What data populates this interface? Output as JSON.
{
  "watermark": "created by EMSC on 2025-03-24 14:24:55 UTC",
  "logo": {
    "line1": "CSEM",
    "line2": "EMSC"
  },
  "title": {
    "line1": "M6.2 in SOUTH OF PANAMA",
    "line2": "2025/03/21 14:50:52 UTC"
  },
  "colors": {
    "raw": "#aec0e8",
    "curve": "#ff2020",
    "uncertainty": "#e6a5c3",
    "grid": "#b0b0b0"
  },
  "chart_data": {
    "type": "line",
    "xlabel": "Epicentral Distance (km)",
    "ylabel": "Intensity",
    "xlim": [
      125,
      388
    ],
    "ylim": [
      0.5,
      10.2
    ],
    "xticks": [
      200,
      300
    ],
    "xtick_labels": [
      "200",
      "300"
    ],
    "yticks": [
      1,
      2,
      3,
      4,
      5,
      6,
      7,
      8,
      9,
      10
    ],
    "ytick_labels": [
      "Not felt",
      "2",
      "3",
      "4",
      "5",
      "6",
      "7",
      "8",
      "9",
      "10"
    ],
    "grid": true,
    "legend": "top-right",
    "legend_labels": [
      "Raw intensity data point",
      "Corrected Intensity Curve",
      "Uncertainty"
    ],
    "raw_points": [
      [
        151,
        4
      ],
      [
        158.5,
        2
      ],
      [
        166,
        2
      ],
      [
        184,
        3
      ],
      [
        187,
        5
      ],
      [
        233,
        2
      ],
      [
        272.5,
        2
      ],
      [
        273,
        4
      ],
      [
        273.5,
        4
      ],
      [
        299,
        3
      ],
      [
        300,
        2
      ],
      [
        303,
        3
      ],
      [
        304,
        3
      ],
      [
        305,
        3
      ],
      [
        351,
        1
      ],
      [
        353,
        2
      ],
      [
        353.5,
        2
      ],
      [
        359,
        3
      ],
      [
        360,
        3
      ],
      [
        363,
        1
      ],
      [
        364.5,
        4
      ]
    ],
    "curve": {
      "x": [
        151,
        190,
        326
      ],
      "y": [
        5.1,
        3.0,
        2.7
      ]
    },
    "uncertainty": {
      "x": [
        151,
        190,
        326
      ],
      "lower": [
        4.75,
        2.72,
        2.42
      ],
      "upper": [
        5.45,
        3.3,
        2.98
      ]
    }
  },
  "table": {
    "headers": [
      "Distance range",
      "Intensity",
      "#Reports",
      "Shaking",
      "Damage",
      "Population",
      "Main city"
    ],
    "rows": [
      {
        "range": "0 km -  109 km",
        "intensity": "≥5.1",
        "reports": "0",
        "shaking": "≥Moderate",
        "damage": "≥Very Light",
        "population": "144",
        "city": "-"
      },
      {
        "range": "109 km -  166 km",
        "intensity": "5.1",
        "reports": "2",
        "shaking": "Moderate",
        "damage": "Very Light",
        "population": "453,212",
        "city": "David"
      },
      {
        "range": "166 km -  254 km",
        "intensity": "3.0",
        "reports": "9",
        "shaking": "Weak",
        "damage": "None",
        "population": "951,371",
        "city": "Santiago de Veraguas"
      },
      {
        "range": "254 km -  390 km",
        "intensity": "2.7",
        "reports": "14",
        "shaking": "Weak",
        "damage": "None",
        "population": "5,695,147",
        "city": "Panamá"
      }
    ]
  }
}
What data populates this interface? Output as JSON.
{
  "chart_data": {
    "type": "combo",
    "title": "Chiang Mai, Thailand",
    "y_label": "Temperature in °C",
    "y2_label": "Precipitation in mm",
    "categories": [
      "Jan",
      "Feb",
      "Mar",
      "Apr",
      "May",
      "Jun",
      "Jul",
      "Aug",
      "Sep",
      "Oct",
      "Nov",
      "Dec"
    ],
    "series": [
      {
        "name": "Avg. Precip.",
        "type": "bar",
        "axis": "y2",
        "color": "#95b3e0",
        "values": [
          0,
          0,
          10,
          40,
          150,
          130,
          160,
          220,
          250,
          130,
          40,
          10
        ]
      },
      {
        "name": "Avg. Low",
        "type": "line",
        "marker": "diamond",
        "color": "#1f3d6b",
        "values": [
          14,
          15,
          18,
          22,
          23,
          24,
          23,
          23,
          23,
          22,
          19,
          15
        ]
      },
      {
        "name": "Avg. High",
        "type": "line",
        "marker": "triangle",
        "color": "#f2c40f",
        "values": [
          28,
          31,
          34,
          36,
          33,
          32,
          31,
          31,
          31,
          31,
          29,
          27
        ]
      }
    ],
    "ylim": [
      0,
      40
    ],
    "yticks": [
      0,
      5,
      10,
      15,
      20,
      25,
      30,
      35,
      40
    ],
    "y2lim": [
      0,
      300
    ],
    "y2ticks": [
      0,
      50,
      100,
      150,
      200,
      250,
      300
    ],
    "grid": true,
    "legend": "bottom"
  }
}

========================

**EXERCISE:**
Quote the listing in full, please, keeping every line exact.

**WRITTEN RESPONSE:**
What data populates this interface? Output as JSON.
{
  "watermark": "created by EMSC on 2025-03-24 14:24:55 UTC",
  "logo": {
    "line1": "CSEM",
    "line2": "EMSC"
  },
  "title": {
    "line1": "M6.2 in SOUTH OF PANAMA",
    "line2": "2025/03/21 14:50:52 UTC"
  },
  "colors": {
    "raw": "#aec0e8",
    "curve": "#ff2020",
    "uncertainty": "#e6a5c3",
    "grid": "#b0b0b0"
  },
  "chart_data": {
    "type": "line",
    "xlabel": "Epicentral Distance (km)",
    "ylabel": "Intensity",
    "xlim": [
      125,
      388
    ],
    "ylim": [
      0.5,
      10.2
    ],
    "xticks": [
      200,
      300
    ],
    "xtick_labels": [
      "200",
      "300"
    ],
    "yticks": [
      1,
      2,
      3,
      4,
      5,
      6,
      7,
      8,
      9,
      10
    ],
    "ytick_labels": [
      "Not felt",
      "2",
      "3",
      "4",
      "5",
      "6",
      "7",
      "8",
      "9",
      "10"
    ],
    "grid": true,
    "legend": "top-right",
    "legend_labels": [
      "Raw intensity data point",
      "Corrected Intensity Curve",
      "Uncertainty"
    ],
    "raw_points": [
      [
        151,
        4
      ],
      [
        158.5,
        2
      ],
      [
        166,
        2
      ],
      [
        184,
        3
      ],
      [
        187,
        5
      ],
      [
        233,
        2
      ],
      [
        272.5,
        2
      ],
      [
        273,
        4
      ],
      [
        273.5,
        4
      ],
      [
        299,
        3
      ],
      [
        300,
        2
      ],
      [
        303,
        3
      ],
      [
        304,
        3
      ],
      [
        305,
        3
      ],
      [
        351,
        1
      ],
      [
        353,
        2
      ],
      [
        353.5,
        2
      ],
      [
        359,
        3
      ],
      [
        360,
        3
      ],
      [
        363,
        1
      ],
      [
        364.5,
        4
      ]
    ],
    "curve": {
      "x": [
        151,
        190,
        326
      ],
      "y": [
        5.1,
        3.0,
        2.7
      ]
    },
    "uncertainty": {
      "x": [
        151,
        190,
        326
      ],
      "lower": [
        4.75,
        2.72,
        2.42
      ],
      "upper": [
        5.45,
        3.3,
        2.98
      ]
    }
  },
  "table": {
    "headers": [
      "Distance range",
      "Intensity",
      "#Reports",
      "Shaking",
      "Damage",
      "Population",
      "Main city"
    ],
    "rows": [
      {
        "range": "0 km -  109 km",
        "intensity": "≥5.1",
        "reports": "0",
        "shaking": "≥Moderate",
        "damage": "≥Very Light",
        "population": "144",
        "city": "-"
      },
      {
        "range": "109 km -  166 km",
        "intensity": "5.1",
        "reports": "2",
        "shaking": "Moderate",
        "damage": "Very Light",
        "population": "453,212",
        "city": "David"
      },
      {
        "range": "166 km -  254 km",
        "intensity": "3.0",
        "reports": "9",
        "shaking": "Weak",
        "damage": "None",
        "population": "951,371",
        "city": "Santiago de Veraguas"
      },
      {
        "range": "254 km -  390 km",
        "intensity": "2.7",
        "reports": "14",
        "shaking": "Weak",
        "damage": "None",
        "population": "5,695,147",
        "city": "Panamá"
      }
    ]
  }
}
What data populates this interface? Output as JSON.
{
  "chart_data": {
    "type": "combo",
    "title": "Chiang Mai, Thailand",
    "y_label": "Temperature in °C",
    "y2_label": "Precipitation in mm",
    "categories": [
      "Jan",
      "Feb",
      "Mar",
      "Apr",
      "May",
      "Jun",
      "Jul",
      "Aug",
      "Sep",
      "Oct",
      "Nov",
      "Dec"
    ],
    "series": [
      {
        "name": "Avg. Precip.",
        "type": "bar",
        "axis": "y2",
        "color": "#95b3e0",
        "values": [
          0,
          0,
          10,
          40,
          150,
          130,
          160,
          220,
          250,
          130,
          40,
          10
        ]
      },
      {
        "name": "Avg. Low",
        "type": "line",
        "marker": "diamond",
        "color": "#1f3d6b",
        "values": [
          14,
          15,
          18,
          22,
          23,
          24,
          23,
          23,
          23,
          22,
          19,
          15
        ]
      },
      {
        "name": "Avg. High",
        "type": "line",
        "marker": "triangle",
        "color": "#f2c40f",
        "values": [
          28,
          31,
          34,
          36,
          33,
          32,
          31,
          31,
          31,
          31,
          29,
          27
        ]
      }
    ],
    "ylim": [
      0,
      40
    ],
    "yticks": [
      0,
      5,
      10,
      15,
      20,
      25,
      30,
      35,
      40
    ],
    "y2lim": [
      0,
      300
    ],
    "y2ticks": [
      0,
      50,
      100,
      150,
      200,
      250,
      300
    ],
    "grid": true,
    "legend": "bottom"
  }
}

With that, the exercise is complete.